Saved data entries
══════════════════════════════

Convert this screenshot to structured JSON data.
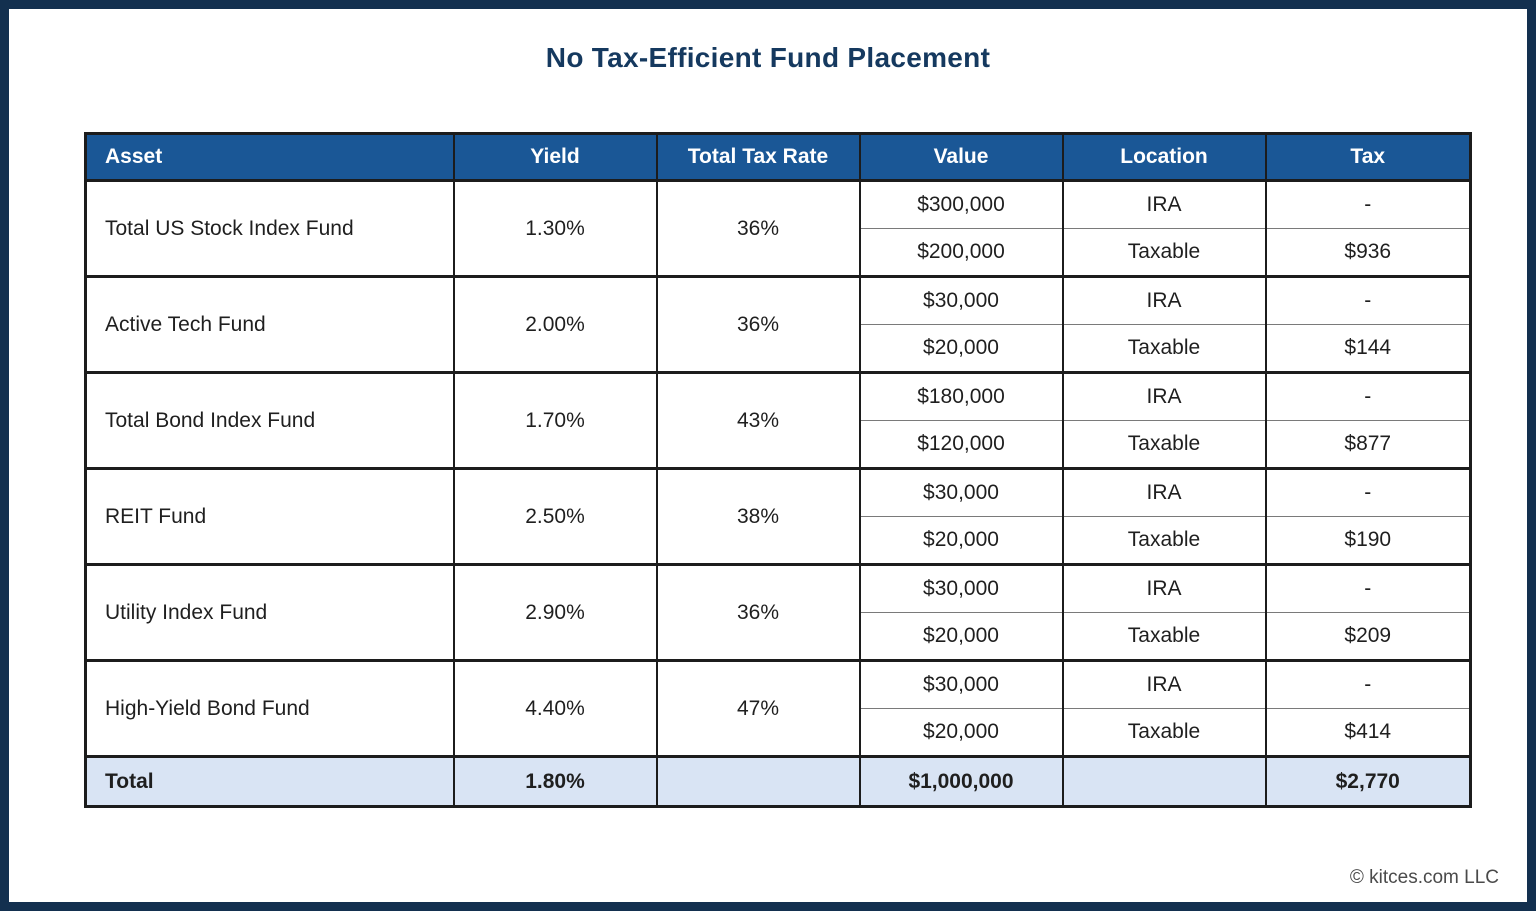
{
  "title": "No Tax-Efficient Fund Placement",
  "footer": {
    "copyright": "© kitces.com LLC"
  },
  "colors": {
    "frame_navy": "#13304F",
    "header_blue": "#1A5796",
    "total_row_bg": "#D9E4F4",
    "title_navy": "#15395F",
    "subrow_divider_gray": "#7a7a7a"
  },
  "table": {
    "headers": {
      "asset": "Asset",
      "yield": "Yield",
      "tax_rate": "Total Tax Rate",
      "value": "Value",
      "location": "Location",
      "tax": "Tax"
    },
    "rows": [
      {
        "asset": "Total US Stock Index Fund",
        "yield": "1.30%",
        "tax_rate": "36%",
        "sub": [
          {
            "value": "$300,000",
            "location": "IRA",
            "tax": "-"
          },
          {
            "value": "$200,000",
            "location": "Taxable",
            "tax": "$936"
          }
        ]
      },
      {
        "asset": "Active Tech Fund",
        "yield": "2.00%",
        "tax_rate": "36%",
        "sub": [
          {
            "value": "$30,000",
            "location": "IRA",
            "tax": "-"
          },
          {
            "value": "$20,000",
            "location": "Taxable",
            "tax": "$144"
          }
        ]
      },
      {
        "asset": "Total Bond Index Fund",
        "yield": "1.70%",
        "tax_rate": "43%",
        "sub": [
          {
            "value": "$180,000",
            "location": "IRA",
            "tax": "-"
          },
          {
            "value": "$120,000",
            "location": "Taxable",
            "tax": "$877"
          }
        ]
      },
      {
        "asset": "REIT Fund",
        "yield": "2.50%",
        "tax_rate": "38%",
        "sub": [
          {
            "value": "$30,000",
            "location": "IRA",
            "tax": "-"
          },
          {
            "value": "$20,000",
            "location": "Taxable",
            "tax": "$190"
          }
        ]
      },
      {
        "asset": "Utility Index Fund",
        "yield": "2.90%",
        "tax_rate": "36%",
        "sub": [
          {
            "value": "$30,000",
            "location": "IRA",
            "tax": "-"
          },
          {
            "value": "$20,000",
            "location": "Taxable",
            "tax": "$209"
          }
        ]
      },
      {
        "asset": "High-Yield Bond Fund",
        "yield": "4.40%",
        "tax_rate": "47%",
        "sub": [
          {
            "value": "$30,000",
            "location": "IRA",
            "tax": "-"
          },
          {
            "value": "$20,000",
            "location": "Taxable",
            "tax": "$414"
          }
        ]
      }
    ],
    "total": {
      "label": "Total",
      "yield": "1.80%",
      "tax_rate": "",
      "value": "$1,000,000",
      "location": "",
      "tax": "$2,770"
    }
  },
  "chart_data": {
    "type": "table",
    "title": "No Tax-Efficient Fund Placement",
    "columns": [
      "Asset",
      "Yield",
      "Total Tax Rate",
      "Value",
      "Location",
      "Tax"
    ],
    "rows": [
      [
        "Total US Stock Index Fund",
        "1.30%",
        "36%",
        "$300,000",
        "IRA",
        "-"
      ],
      [
        "Total US Stock Index Fund",
        "1.30%",
        "36%",
        "$200,000",
        "Taxable",
        "$936"
      ],
      [
        "Active Tech Fund",
        "2.00%",
        "36%",
        "$30,000",
        "IRA",
        "-"
      ],
      [
        "Active Tech Fund",
        "2.00%",
        "36%",
        "$20,000",
        "Taxable",
        "$144"
      ],
      [
        "Total Bond Index Fund",
        "1.70%",
        "43%",
        "$180,000",
        "IRA",
        "-"
      ],
      [
        "Total Bond Index Fund",
        "1.70%",
        "43%",
        "$120,000",
        "Taxable",
        "$877"
      ],
      [
        "REIT Fund",
        "2.50%",
        "38%",
        "$30,000",
        "IRA",
        "-"
      ],
      [
        "REIT Fund",
        "2.50%",
        "38%",
        "$20,000",
        "Taxable",
        "$190"
      ],
      [
        "Utility Index Fund",
        "2.90%",
        "36%",
        "$30,000",
        "IRA",
        "-"
      ],
      [
        "Utility Index Fund",
        "2.90%",
        "36%",
        "$20,000",
        "Taxable",
        "$209"
      ],
      [
        "High-Yield Bond Fund",
        "4.40%",
        "47%",
        "$30,000",
        "IRA",
        "-"
      ],
      [
        "High-Yield Bond Fund",
        "4.40%",
        "47%",
        "$20,000",
        "Taxable",
        "$414"
      ]
    ],
    "total_row": [
      "Total",
      "1.80%",
      "",
      "$1,000,000",
      "",
      "$2,770"
    ]
  }
}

══════════════════════════════

Exclude every picture and copy the remaining data exactly.

Convert this screenshot to structured JSON data.
{
  "title": "No Tax-Efficient Fund Placement",
  "footer": {
    "copyright": "© kitces.com LLC"
  },
  "colors": {
    "frame_navy": "#13304F",
    "header_blue": "#1A5796",
    "total_row_bg": "#D9E4F4",
    "title_navy": "#15395F",
    "subrow_divider_gray": "#7a7a7a"
  },
  "table": {
    "headers": {
      "asset": "Asset",
      "yield": "Yield",
      "tax_rate": "Total Tax Rate",
      "value": "Value",
      "location": "Location",
      "tax": "Tax"
    },
    "rows": [
      {
        "asset": "Total US Stock Index Fund",
        "yield": "1.30%",
        "tax_rate": "36%",
        "sub": [
          {
            "value": "$300,000",
            "location": "IRA",
            "tax": "-"
          },
          {
            "value": "$200,000",
            "location": "Taxable",
            "tax": "$936"
          }
        ]
      },
      {
        "asset": "Active Tech Fund",
        "yield": "2.00%",
        "tax_rate": "36%",
        "sub": [
          {
            "value": "$30,000",
            "location": "IRA",
            "tax": "-"
          },
          {
            "value": "$20,000",
            "location": "Taxable",
            "tax": "$144"
          }
        ]
      },
      {
        "asset": "Total Bond Index Fund",
        "yield": "1.70%",
        "tax_rate": "43%",
        "sub": [
          {
            "value": "$180,000",
            "location": "IRA",
            "tax": "-"
          },
          {
            "value": "$120,000",
            "location": "Taxable",
            "tax": "$877"
          }
        ]
      },
      {
        "asset": "REIT Fund",
        "yield": "2.50%",
        "tax_rate": "38%",
        "sub": [
          {
            "value": "$30,000",
            "location": "IRA",
            "tax": "-"
          },
          {
            "value": "$20,000",
            "location": "Taxable",
            "tax": "$190"
          }
        ]
      },
      {
        "asset": "Utility Index Fund",
        "yield": "2.90%",
        "tax_rate": "36%",
        "sub": [
          {
            "value": "$30,000",
            "location": "IRA",
            "tax": "-"
          },
          {
            "value": "$20,000",
            "location": "Taxable",
            "tax": "$209"
          }
        ]
      },
      {
        "asset": "High-Yield Bond Fund",
        "yield": "4.40%",
        "tax_rate": "47%",
        "sub": [
          {
            "value": "$30,000",
            "location": "IRA",
            "tax": "-"
          },
          {
            "value": "$20,000",
            "location": "Taxable",
            "tax": "$414"
          }
        ]
      }
    ],
    "total": {
      "label": "Total",
      "yield": "1.80%",
      "tax_rate": "",
      "value": "$1,000,000",
      "location": "",
      "tax": "$2,770"
    }
  },
  "chart_data": {
    "type": "table",
    "title": "No Tax-Efficient Fund Placement",
    "columns": [
      "Asset",
      "Yield",
      "Total Tax Rate",
      "Value",
      "Location",
      "Tax"
    ],
    "rows": [
      [
        "Total US Stock Index Fund",
        "1.30%",
        "36%",
        "$300,000",
        "IRA",
        "-"
      ],
      [
        "Total US Stock Index Fund",
        "1.30%",
        "36%",
        "$200,000",
        "Taxable",
        "$936"
      ],
      [
        "Active Tech Fund",
        "2.00%",
        "36%",
        "$30,000",
        "IRA",
        "-"
      ],
      [
        "Active Tech Fund",
        "2.00%",
        "36%",
        "$20,000",
        "Taxable",
        "$144"
      ],
      [
        "Total Bond Index Fund",
        "1.70%",
        "43%",
        "$180,000",
        "IRA",
        "-"
      ],
      [
        "Total Bond Index Fund",
        "1.70%",
        "43%",
        "$120,000",
        "Taxable",
        "$877"
      ],
      [
        "REIT Fund",
        "2.50%",
        "38%",
        "$30,000",
        "IRA",
        "-"
      ],
      [
        "REIT Fund",
        "2.50%",
        "38%",
        "$20,000",
        "Taxable",
        "$190"
      ],
      [
        "Utility Index Fund",
        "2.90%",
        "36%",
        "$30,000",
        "IRA",
        "-"
      ],
      [
        "Utility Index Fund",
        "2.90%",
        "36%",
        "$20,000",
        "Taxable",
        "$209"
      ],
      [
        "High-Yield Bond Fund",
        "4.40%",
        "47%",
        "$30,000",
        "IRA",
        "-"
      ],
      [
        "High-Yield Bond Fund",
        "4.40%",
        "47%",
        "$20,000",
        "Taxable",
        "$414"
      ]
    ],
    "total_row": [
      "Total",
      "1.80%",
      "",
      "$1,000,000",
      "",
      "$2,770"
    ]
  }
}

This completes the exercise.